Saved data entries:

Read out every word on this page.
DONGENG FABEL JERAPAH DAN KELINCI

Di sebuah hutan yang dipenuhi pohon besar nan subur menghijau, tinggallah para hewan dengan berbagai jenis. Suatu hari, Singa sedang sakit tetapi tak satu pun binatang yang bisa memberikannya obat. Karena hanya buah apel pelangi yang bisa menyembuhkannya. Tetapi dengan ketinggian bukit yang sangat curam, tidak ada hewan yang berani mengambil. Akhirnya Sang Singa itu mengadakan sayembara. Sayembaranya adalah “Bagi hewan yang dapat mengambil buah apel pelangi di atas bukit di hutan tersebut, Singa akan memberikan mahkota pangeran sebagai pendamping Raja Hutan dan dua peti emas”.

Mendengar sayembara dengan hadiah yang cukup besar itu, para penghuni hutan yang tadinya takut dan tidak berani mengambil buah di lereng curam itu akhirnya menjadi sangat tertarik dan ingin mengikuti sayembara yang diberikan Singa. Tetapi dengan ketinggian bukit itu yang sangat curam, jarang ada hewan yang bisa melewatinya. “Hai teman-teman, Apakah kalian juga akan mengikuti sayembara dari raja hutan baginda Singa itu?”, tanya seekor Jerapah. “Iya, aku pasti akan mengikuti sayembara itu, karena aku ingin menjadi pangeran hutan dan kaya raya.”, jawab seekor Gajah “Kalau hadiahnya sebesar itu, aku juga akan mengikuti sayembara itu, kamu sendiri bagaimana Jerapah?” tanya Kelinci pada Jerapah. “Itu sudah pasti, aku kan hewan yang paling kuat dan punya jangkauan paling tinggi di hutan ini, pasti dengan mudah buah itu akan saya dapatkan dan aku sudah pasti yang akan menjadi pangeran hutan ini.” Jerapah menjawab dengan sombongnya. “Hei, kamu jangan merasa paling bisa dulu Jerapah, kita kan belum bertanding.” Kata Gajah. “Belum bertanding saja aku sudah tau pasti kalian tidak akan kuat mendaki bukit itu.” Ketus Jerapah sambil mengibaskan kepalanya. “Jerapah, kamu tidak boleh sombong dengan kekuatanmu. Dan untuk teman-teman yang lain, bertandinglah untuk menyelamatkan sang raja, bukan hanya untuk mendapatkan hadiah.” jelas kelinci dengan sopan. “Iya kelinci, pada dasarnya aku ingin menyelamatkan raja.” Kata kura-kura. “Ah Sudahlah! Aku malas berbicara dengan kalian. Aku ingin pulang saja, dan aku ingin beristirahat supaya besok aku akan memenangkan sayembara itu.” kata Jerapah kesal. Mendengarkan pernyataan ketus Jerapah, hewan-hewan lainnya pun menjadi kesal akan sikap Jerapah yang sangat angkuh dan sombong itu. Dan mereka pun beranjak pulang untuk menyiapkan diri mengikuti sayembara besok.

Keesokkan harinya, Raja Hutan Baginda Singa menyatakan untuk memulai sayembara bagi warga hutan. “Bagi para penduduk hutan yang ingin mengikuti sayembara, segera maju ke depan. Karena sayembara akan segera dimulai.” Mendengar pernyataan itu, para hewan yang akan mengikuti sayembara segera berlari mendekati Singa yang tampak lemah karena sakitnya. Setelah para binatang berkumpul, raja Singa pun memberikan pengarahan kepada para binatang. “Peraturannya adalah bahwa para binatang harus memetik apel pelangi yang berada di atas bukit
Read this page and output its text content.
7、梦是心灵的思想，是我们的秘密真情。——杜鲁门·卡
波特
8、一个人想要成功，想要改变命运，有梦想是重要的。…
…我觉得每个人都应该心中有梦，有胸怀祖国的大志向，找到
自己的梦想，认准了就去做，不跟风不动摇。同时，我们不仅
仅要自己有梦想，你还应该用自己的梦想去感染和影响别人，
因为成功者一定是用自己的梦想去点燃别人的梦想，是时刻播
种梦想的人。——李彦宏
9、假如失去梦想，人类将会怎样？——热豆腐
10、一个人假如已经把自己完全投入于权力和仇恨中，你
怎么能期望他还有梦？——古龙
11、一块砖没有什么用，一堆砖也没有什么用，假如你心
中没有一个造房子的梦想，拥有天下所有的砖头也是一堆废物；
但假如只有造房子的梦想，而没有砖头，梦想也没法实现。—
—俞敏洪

Set exercise: All of the data must be returned exactly.

The reply:
Read out every word on this page.
DONGENG FABEL JERAPAH DAN KELINCI

Di sebuah hutan yang dipenuhi pohon besar nan subur menghijau, tinggallah para hewan dengan berbagai jenis. Suatu hari, Singa sedang sakit tetapi tak satu pun binatang yang bisa memberikannya obat. Karena hanya buah apel pelangi yang bisa menyembuhkannya. Tetapi dengan ketinggian bukit yang sangat curam, tidak ada hewan yang berani mengambil. Akhirnya Sang Singa itu mengadakan sayembara. Sayembaranya adalah “Bagi hewan yang dapat mengambil buah apel pelangi di atas bukit di hutan tersebut, Singa akan memberikan mahkota pangeran sebagai pendamping Raja Hutan dan dua peti emas”.

Mendengar sayembara dengan hadiah yang cukup besar itu, para penghuni hutan yang tadinya takut dan tidak berani mengambil buah di lereng curam itu akhirnya menjadi sangat tertarik dan ingin mengikuti sayembara yang diberikan Singa. Tetapi dengan ketinggian bukit itu yang sangat curam, jarang ada hewan yang bisa melewatinya. “Hai teman-teman, Apakah kalian juga akan mengikuti sayembara dari raja hutan baginda Singa itu?”, tanya seekor Jerapah. “Iya, aku pasti akan mengikuti sayembara itu, karena aku ingin menjadi pangeran hutan dan kaya raya.”, jawab seekor Gajah “Kalau hadiahnya sebesar itu, aku juga akan mengikuti sayembara itu, kamu sendiri bagaimana Jerapah?” tanya Kelinci pada Jerapah. “Itu sudah pasti, aku kan hewan yang paling kuat dan punya jangkauan paling tinggi di hutan ini, pasti dengan mudah buah itu akan saya dapatkan dan aku sudah pasti yang akan menjadi pangeran hutan ini.” Jerapah menjawab dengan sombongnya. “Hei, kamu jangan merasa paling bisa dulu Jerapah, kita kan belum bertanding.” Kata Gajah. “Belum bertanding saja aku sudah tau pasti kalian tidak akan kuat mendaki bukit itu.” Ketus Jerapah sambil mengibaskan kepalanya. “Jerapah, kamu tidak boleh sombong dengan kekuatanmu. Dan untuk teman-teman yang lain, bertandinglah untuk menyelamatkan sang raja, bukan hanya untuk mendapatkan hadiah.” jelas kelinci dengan sopan. “Iya kelinci, pada dasarnya aku ingin menyelamatkan raja.” Kata kura-kura. “Ah Sudahlah! Aku malas berbicara dengan kalian. Aku ingin pulang saja, dan aku ingin beristirahat supaya besok aku akan memenangkan sayembara itu.” kata Jerapah kesal. Mendengarkan pernyataan ketus Jerapah, hewan-hewan lainnya pun menjadi kesal akan sikap Jerapah yang sangat angkuh dan sombong itu. Dan mereka pun beranjak pulang untuk menyiapkan diri mengikuti sayembara besok.

Keesokkan harinya, Raja Hutan Baginda Singa menyatakan untuk memulai sayembara bagi warga hutan. “Bagi para penduduk hutan yang ingin mengikuti sayembara, segera maju ke depan. Karena sayembara akan segera dimulai.” Mendengar pernyataan itu, para hewan yang akan mengikuti sayembara segera berlari mendekati Singa yang tampak lemah karena sakitnya. Setelah para binatang berkumpul, raja Singa pun memberikan pengarahan kepada para binatang. “Peraturannya adalah bahwa para binatang harus memetik apel pelangi yang berada di atas bukit
Read this page and output its text content.
7、梦是心灵的思想，是我们的秘密真情。——杜鲁门·卡
波特
8、一个人想要成功，想要改变命运，有梦想是重要的。…
…我觉得每个人都应该心中有梦，有胸怀祖国的大志向，找到
自己的梦想，认准了就去做，不跟风不动摇。同时，我们不仅
仅要自己有梦想，你还应该用自己的梦想去感染和影响别人，
因为成功者一定是用自己的梦想去点燃别人的梦想，是时刻播
种梦想的人。——李彦宏
9、假如失去梦想，人类将会怎样？——热豆腐
10、一个人假如已经把自己完全投入于权力和仇恨中，你
怎么能期望他还有梦？——古龙
11、一块砖没有什么用，一堆砖也没有什么用，假如你心
中没有一个造房子的梦想，拥有天下所有的砖头也是一堆废物；
但假如只有造房子的梦想，而没有砖头，梦想也没法实现。—
—俞敏洪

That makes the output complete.